» Given exercise: What follows is a listing. Return every line of it exactly.

» Material:
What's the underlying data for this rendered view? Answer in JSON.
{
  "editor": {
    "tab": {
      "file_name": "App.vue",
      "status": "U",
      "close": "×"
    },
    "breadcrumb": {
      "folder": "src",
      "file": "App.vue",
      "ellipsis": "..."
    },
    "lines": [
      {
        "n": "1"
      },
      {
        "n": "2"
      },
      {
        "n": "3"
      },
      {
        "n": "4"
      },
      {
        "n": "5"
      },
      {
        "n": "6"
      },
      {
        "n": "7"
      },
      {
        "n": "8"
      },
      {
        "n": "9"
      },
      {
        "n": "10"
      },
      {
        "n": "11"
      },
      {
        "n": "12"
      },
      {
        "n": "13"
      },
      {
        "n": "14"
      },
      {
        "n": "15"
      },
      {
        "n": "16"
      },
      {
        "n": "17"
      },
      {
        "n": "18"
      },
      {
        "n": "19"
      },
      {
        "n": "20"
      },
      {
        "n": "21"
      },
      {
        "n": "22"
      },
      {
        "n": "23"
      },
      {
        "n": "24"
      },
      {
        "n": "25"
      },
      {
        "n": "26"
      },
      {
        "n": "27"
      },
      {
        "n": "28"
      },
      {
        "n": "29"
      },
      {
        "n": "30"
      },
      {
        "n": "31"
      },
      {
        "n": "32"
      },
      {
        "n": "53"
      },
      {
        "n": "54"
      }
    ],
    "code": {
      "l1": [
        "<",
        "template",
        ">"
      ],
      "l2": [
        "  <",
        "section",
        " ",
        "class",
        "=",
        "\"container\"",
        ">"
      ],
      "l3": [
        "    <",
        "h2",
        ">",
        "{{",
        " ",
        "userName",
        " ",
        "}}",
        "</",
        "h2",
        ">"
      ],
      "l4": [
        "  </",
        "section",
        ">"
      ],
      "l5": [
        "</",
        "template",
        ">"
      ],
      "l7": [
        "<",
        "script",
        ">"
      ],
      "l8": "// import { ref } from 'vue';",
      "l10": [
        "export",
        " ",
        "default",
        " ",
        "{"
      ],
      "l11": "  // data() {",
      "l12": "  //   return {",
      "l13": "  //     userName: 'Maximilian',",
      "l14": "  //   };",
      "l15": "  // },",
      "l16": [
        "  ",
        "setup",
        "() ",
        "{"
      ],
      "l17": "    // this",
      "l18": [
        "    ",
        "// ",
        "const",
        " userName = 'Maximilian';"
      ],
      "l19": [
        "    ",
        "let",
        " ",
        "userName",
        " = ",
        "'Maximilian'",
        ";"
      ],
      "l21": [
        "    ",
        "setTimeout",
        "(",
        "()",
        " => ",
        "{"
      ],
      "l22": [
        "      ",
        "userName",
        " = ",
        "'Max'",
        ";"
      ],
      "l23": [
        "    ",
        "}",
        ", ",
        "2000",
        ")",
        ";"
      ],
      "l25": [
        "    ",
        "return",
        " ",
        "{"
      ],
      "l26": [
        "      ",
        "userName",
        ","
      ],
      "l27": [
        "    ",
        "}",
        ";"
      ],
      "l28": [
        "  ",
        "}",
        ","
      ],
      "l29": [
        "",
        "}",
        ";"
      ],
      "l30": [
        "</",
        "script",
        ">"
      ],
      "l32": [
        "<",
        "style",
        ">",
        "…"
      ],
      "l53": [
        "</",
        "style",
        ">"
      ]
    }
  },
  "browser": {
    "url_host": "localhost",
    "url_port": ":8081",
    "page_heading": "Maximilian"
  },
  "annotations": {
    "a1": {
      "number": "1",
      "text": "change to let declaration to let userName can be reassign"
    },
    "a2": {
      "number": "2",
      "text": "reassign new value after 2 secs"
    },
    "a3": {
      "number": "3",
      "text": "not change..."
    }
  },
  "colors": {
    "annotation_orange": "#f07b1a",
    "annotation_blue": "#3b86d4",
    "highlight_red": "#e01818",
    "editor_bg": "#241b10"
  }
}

» Answer for this exercise:
What's the underlying data for this rendered view? Answer in JSON.
{
  "editor": {
    "tab": {
      "file_name": "App.vue",
      "status": "U",
      "close": "×"
    },
    "breadcrumb": {
      "folder": "src",
      "file": "App.vue",
      "ellipsis": "..."
    },
    "lines": [
      {
        "n": "1"
      },
      {
        "n": "2"
      },
      {
        "n": "3"
      },
      {
        "n": "4"
      },
      {
        "n": "5"
      },
      {
        "n": "6"
      },
      {
        "n": "7"
      },
      {
        "n": "8"
      },
      {
        "n": "9"
      },
      {
        "n": "10"
      },
      {
        "n": "11"
      },
      {
        "n": "12"
      },
      {
        "n": "13"
      },
      {
        "n": "14"
      },
      {
        "n": "15"
      },
      {
        "n": "16"
      },
      {
        "n": "17"
      },
      {
        "n": "18"
      },
      {
        "n": "19"
      },
      {
        "n": "20"
      },
      {
        "n": "21"
      },
      {
        "n": "22"
      },
      {
        "n": "23"
      },
      {
        "n": "24"
      },
      {
        "n": "25"
      },
      {
        "n": "26"
      },
      {
        "n": "27"
      },
      {
        "n": "28"
      },
      {
        "n": "29"
      },
      {
        "n": "30"
      },
      {
        "n": "31"
      },
      {
        "n": "32"
      },
      {
        "n": "53"
      },
      {
        "n": "54"
      }
    ],
    "code": {
      "l1": [
        "<",
        "template",
        ">"
      ],
      "l2": [
        "  <",
        "section",
        " ",
        "class",
        "=",
        "\"container\"",
        ">"
      ],
      "l3": [
        "    <",
        "h2",
        ">",
        "{{",
        " ",
        "userName",
        " ",
        "}}",
        "</",
        "h2",
        ">"
      ],
      "l4": [
        "  </",
        "section",
        ">"
      ],
      "l5": [
        "</",
        "template",
        ">"
      ],
      "l7": [
        "<",
        "script",
        ">"
      ],
      "l8": "// import { ref } from 'vue';",
      "l10": [
        "export",
        " ",
        "default",
        " ",
        "{"
      ],
      "l11": "  // data() {",
      "l12": "  //   return {",
      "l13": "  //     userName: 'Maximilian',",
      "l14": "  //   };",
      "l15": "  // },",
      "l16": [
        "  ",
        "setup",
        "() ",
        "{"
      ],
      "l17": "    // this",
      "l18": [
        "    ",
        "// ",
        "const",
        " userName = 'Maximilian';"
      ],
      "l19": [
        "    ",
        "let",
        " ",
        "userName",
        " = ",
        "'Maximilian'",
        ";"
      ],
      "l21": [
        "    ",
        "setTimeout",
        "(",
        "()",
        " => ",
        "{"
      ],
      "l22": [
        "      ",
        "userName",
        " = ",
        "'Max'",
        ";"
      ],
      "l23": [
        "    ",
        "}",
        ", ",
        "2000",
        ")",
        ";"
      ],
      "l25": [
        "    ",
        "return",
        " ",
        "{"
      ],
      "l26": [
        "      ",
        "userName",
        ","
      ],
      "l27": [
        "    ",
        "}",
        ";"
      ],
      "l28": [
        "  ",
        "}",
        ","
      ],
      "l29": [
        "",
        "}",
        ";"
      ],
      "l30": [
        "</",
        "script",
        ">"
      ],
      "l32": [
        "<",
        "style",
        ">",
        "…"
      ],
      "l53": [
        "</",
        "style",
        ">"
      ]
    }
  },
  "browser": {
    "url_host": "localhost",
    "url_port": ":8081",
    "page_heading": "Maximilian"
  },
  "annotations": {
    "a1": {
      "number": "1",
      "text": "change to let declaration to let userName can be reassign"
    },
    "a2": {
      "number": "2",
      "text": "reassign new value after 2 secs"
    },
    "a3": {
      "number": "3",
      "text": "not change..."
    }
  },
  "colors": {
    "annotation_orange": "#f07b1a",
    "annotation_blue": "#3b86d4",
    "highlight_red": "#e01818",
    "editor_bg": "#241b10"
  }
}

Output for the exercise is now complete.